Do this: Determine the number of lines containing the word "servername". Reply with it and nothing else.

Source records:
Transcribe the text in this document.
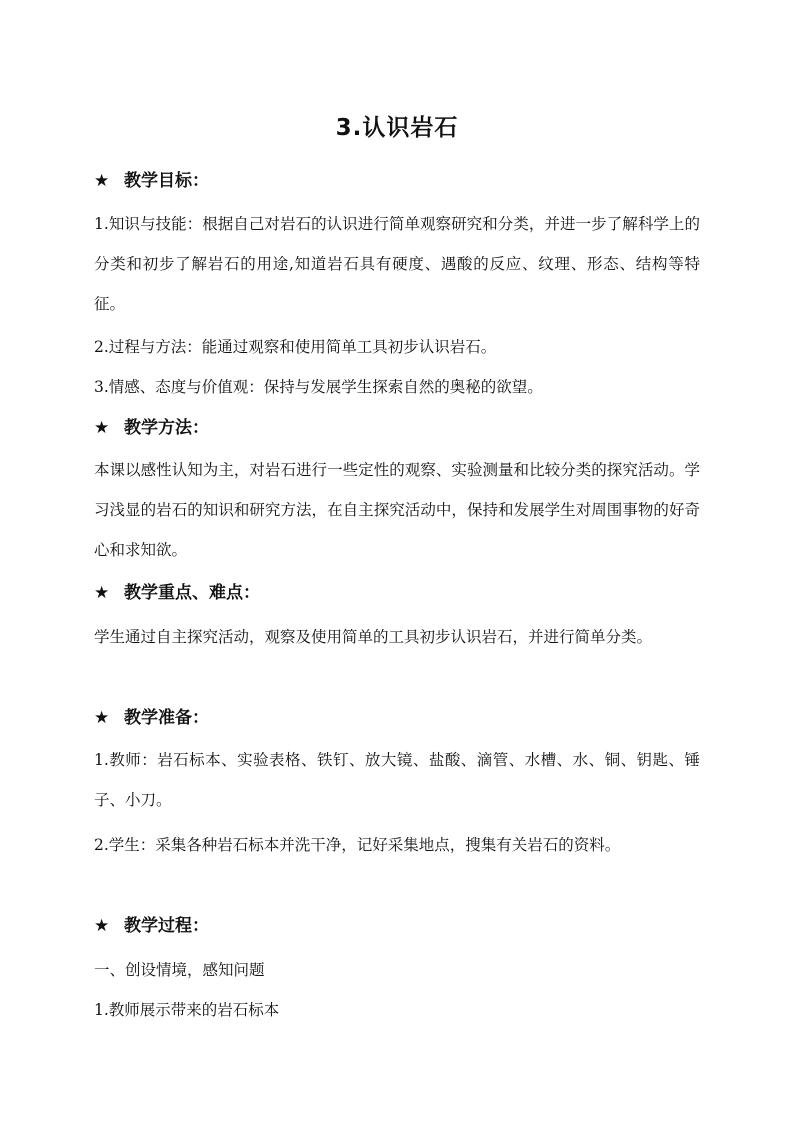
3.认识岩石
★ 教学目标：
1.知识与技能：根据自己对岩石的认识进行简单观察研究和分类，并进一步了解科学上的分类和初步了解岩石的用途,知道岩石具有硬度、遇酸的反应、纹理、形态、结构等特征。
2.过程与方法：能通过观察和使用简单工具初步认识岩石。
3.情感、态度与价值观：保持与发展学生探索自然的奥秘的欲望。
★ 教学方法：
本课以感性认知为主，对岩石进行一些定性的观察、实验测量和比较分类的探究活动。学习浅显的岩石的知识和研究方法，在自主探究活动中，保持和发展学生对周围事物的好奇心和求知欲。
★ 教学重点、难点：
学生通过自主探究活动，观察及使用简单的工具初步认识岩石，并进行简单分类。
★ 教学准备：
1.教师：岩石标本、实验表格、铁钉、放大镜、盐酸、滴管、水槽、水、铜、钥匙、锤子、小刀。
2.学生：采集各种岩石标本并洗干净，记好采集地点，搜集有关岩石的资料。
★ 教学过程：
一、创设情境，感知问题
1.教师展示带来的岩石标本
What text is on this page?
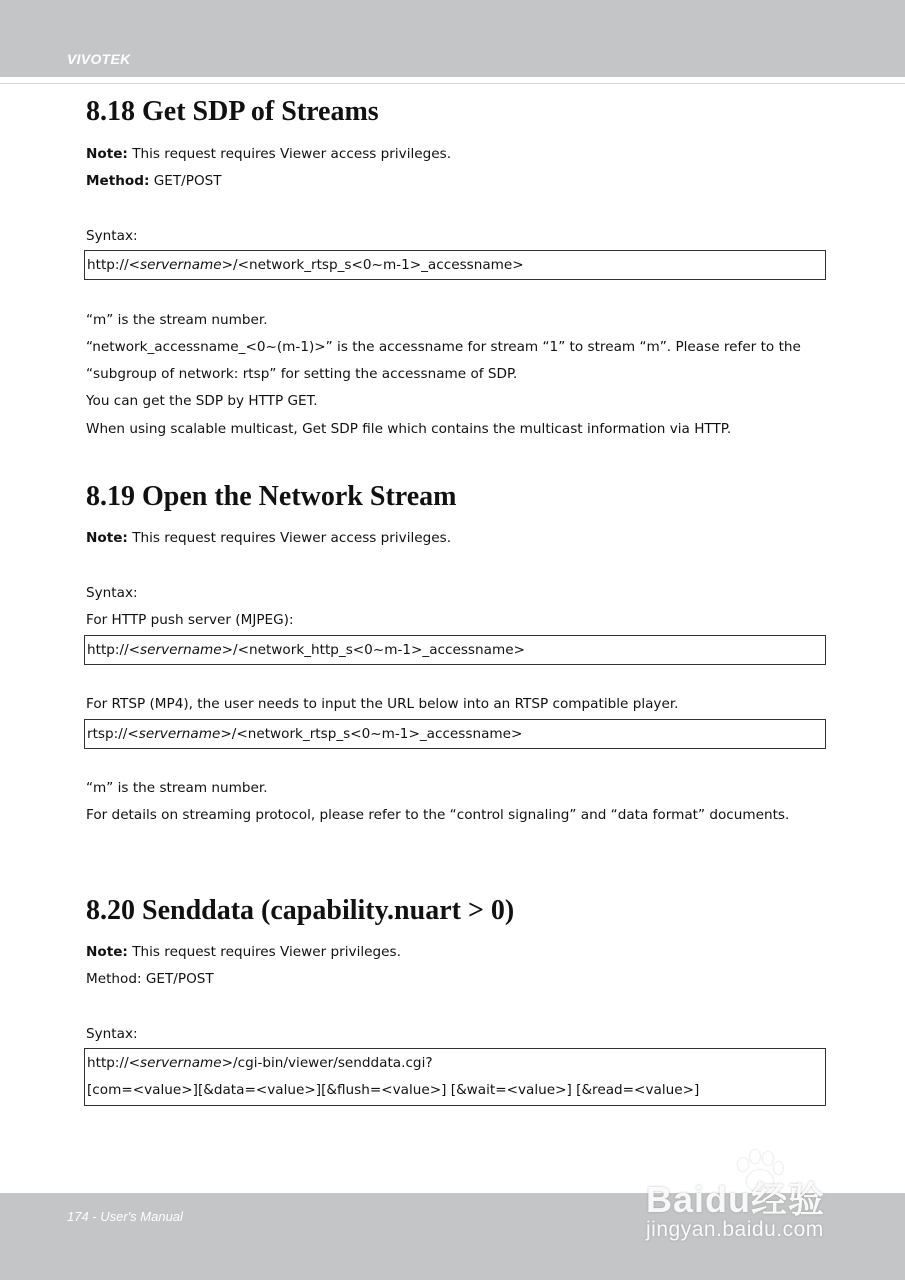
VIVOTEK
8.18 Get SDP of Streams
Note: This request requires Viewer access privileges.
Method: GET/POST
Syntax:
http://<servername>/<network_rtsp_s<0~m-1>_accessname>
“m” is the stream number.
“network_accessname_<0~(m-1)>” is the accessname for stream “1” to stream “m”. Please refer to the
“subgroup of network: rtsp” for setting the accessname of SDP.
You can get the SDP by HTTP GET.
When using scalable multicast, Get SDP file which contains the multicast information via HTTP.
8.19 Open the Network Stream
Note: This request requires Viewer access privileges.
Syntax:
For HTTP push server (MJPEG):
http://<servername>/<network_http_s<0~m-1>_accessname>
For RTSP (MP4), the user needs to input the URL below into an RTSP compatible player.
rtsp://<servername>/<network_rtsp_s<0~m-1>_accessname>
“m” is the stream number.
For details on streaming protocol, please refer to the “control signaling” and “data format” documents.
8.20 Senddata (capability.nuart > 0)
Note: This request requires Viewer privileges.
Method: GET/POST
Syntax:
http://<servername>/cgi-bin/viewer/senddata.cgi?
[com=<value>][&data=<value>][&flush=<value>] [&wait=<value>] [&read=<value>]
174 - User's Manual	Baidu经验
jingyan.baidu.com
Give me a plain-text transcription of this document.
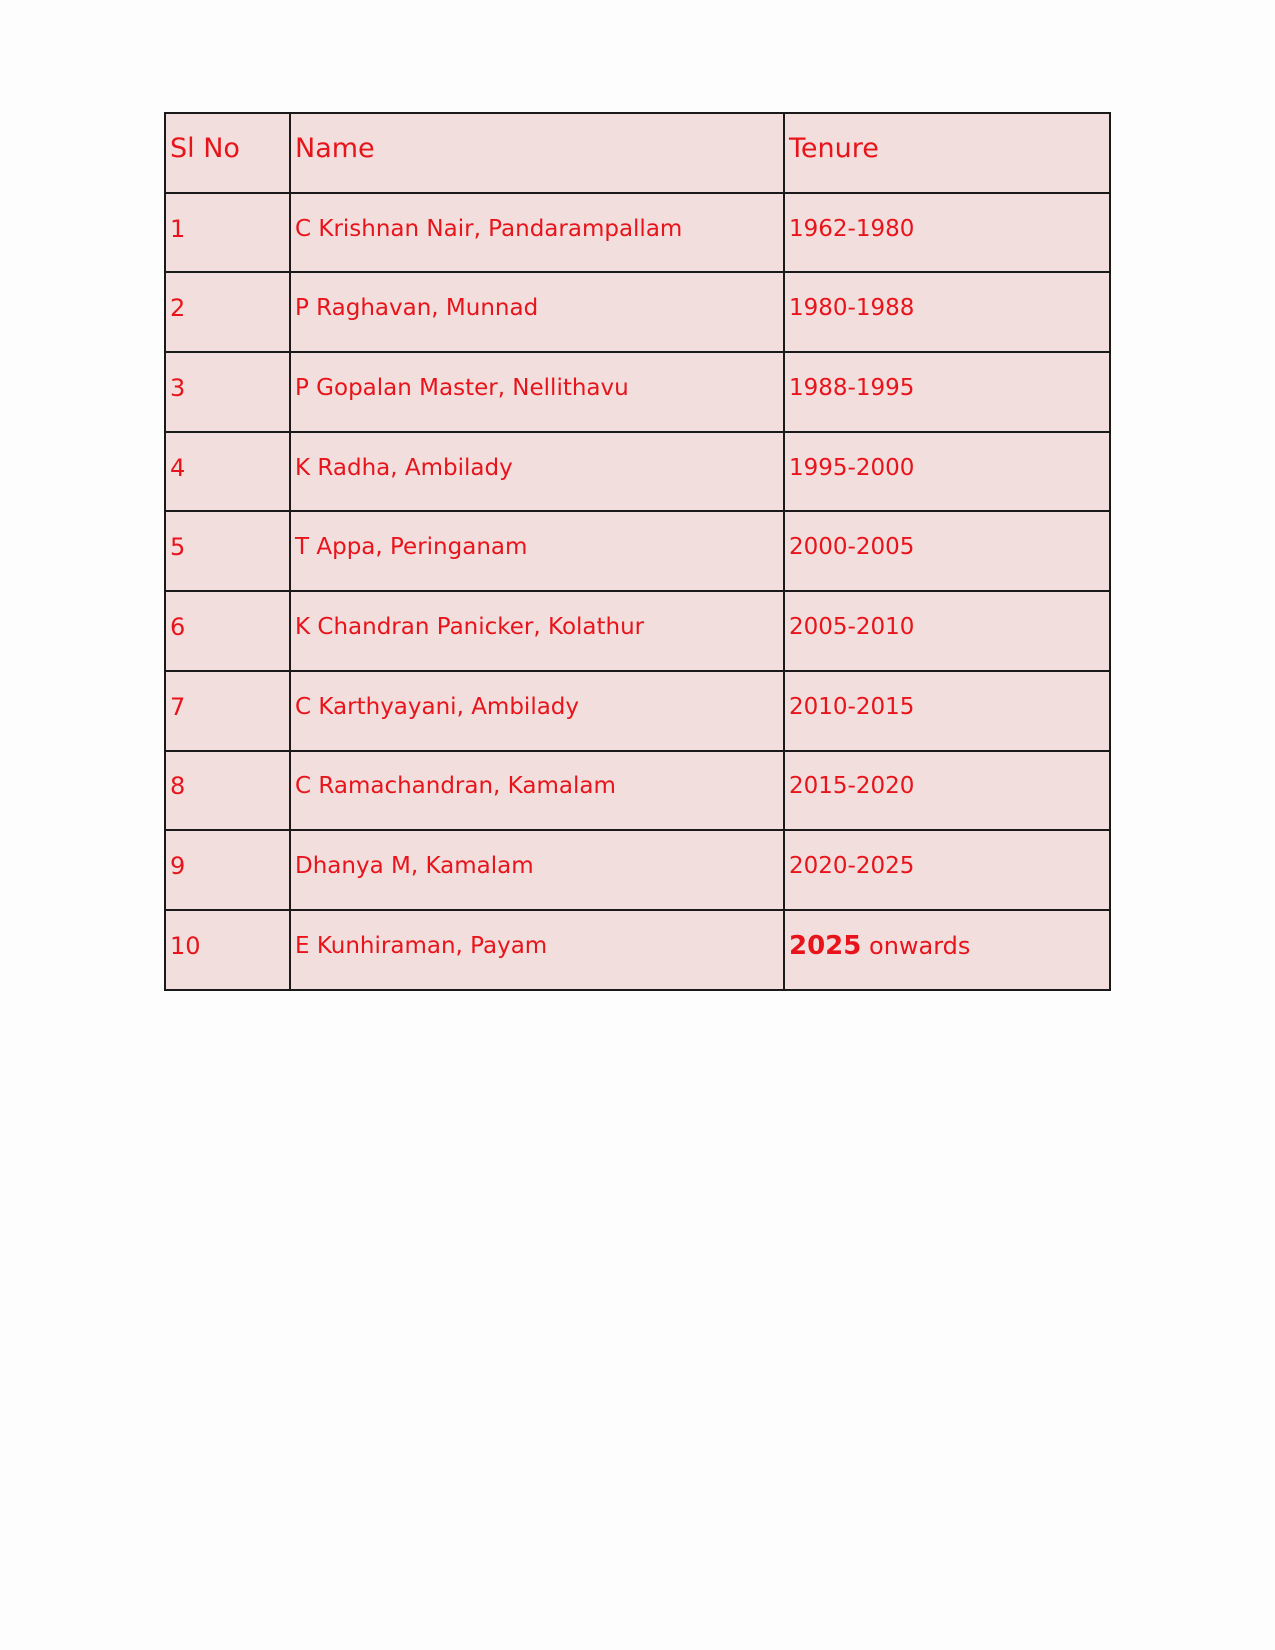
Sl No	Name	Tenure
1	C Krishnan Nair, Pandarampallam	1962-1980
2	P Raghavan, Munnad	1980-1988
3	P Gopalan Master, Nellithavu	1988-1995
4	K Radha, Ambilady	1995-2000
5	T Appa, Peringanam	2000-2005
6	K Chandran Panicker, Kolathur	2005-2010
7	C Karthyayani, Ambilady	2010-2015
8	C Ramachandran, Kamalam	2015-2020
9	Dhanya M, Kamalam	2020-2025
10	E Kunhiraman, Payam	2025 onwards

Output of the exercise: 4